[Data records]

□ □ □ □ □

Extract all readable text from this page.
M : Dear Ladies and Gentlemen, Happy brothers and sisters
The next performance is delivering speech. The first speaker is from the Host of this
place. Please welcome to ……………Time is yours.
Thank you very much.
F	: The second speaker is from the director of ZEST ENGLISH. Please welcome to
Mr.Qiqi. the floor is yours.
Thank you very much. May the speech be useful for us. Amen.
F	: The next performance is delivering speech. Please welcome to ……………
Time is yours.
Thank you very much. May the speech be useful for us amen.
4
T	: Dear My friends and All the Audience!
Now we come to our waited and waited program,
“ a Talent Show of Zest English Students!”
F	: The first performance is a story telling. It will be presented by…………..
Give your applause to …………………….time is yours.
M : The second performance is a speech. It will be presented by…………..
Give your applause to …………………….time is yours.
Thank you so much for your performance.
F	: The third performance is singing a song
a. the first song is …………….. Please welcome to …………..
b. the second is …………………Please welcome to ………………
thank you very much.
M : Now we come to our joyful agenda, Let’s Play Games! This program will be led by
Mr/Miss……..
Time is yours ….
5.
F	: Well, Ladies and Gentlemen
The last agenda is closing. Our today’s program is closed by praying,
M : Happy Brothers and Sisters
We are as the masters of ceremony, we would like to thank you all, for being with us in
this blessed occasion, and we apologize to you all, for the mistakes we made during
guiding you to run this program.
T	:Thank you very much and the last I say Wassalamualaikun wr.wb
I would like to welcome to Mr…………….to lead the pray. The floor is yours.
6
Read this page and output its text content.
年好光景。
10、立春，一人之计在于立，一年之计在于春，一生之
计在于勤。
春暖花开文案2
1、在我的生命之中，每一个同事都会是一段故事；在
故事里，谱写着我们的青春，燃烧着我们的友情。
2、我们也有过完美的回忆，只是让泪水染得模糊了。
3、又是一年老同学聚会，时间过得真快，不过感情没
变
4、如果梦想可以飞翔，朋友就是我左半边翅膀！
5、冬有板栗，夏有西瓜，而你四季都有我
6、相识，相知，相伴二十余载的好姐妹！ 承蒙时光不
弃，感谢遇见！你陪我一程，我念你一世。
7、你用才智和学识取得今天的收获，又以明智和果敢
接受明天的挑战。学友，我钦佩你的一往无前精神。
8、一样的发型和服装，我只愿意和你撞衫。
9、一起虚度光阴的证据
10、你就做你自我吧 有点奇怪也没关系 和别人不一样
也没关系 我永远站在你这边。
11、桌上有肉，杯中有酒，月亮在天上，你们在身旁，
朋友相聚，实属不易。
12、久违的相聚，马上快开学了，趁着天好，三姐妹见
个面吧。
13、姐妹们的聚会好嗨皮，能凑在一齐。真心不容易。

□ □ □ □ □

* REQUIRED WORK: Copy each line of the entries that includes the word "presented".

* TASK RESULT:
F	: The first performance is a story telling. It will be presented by…………..
M : The second performance is a speech. It will be presented by…………..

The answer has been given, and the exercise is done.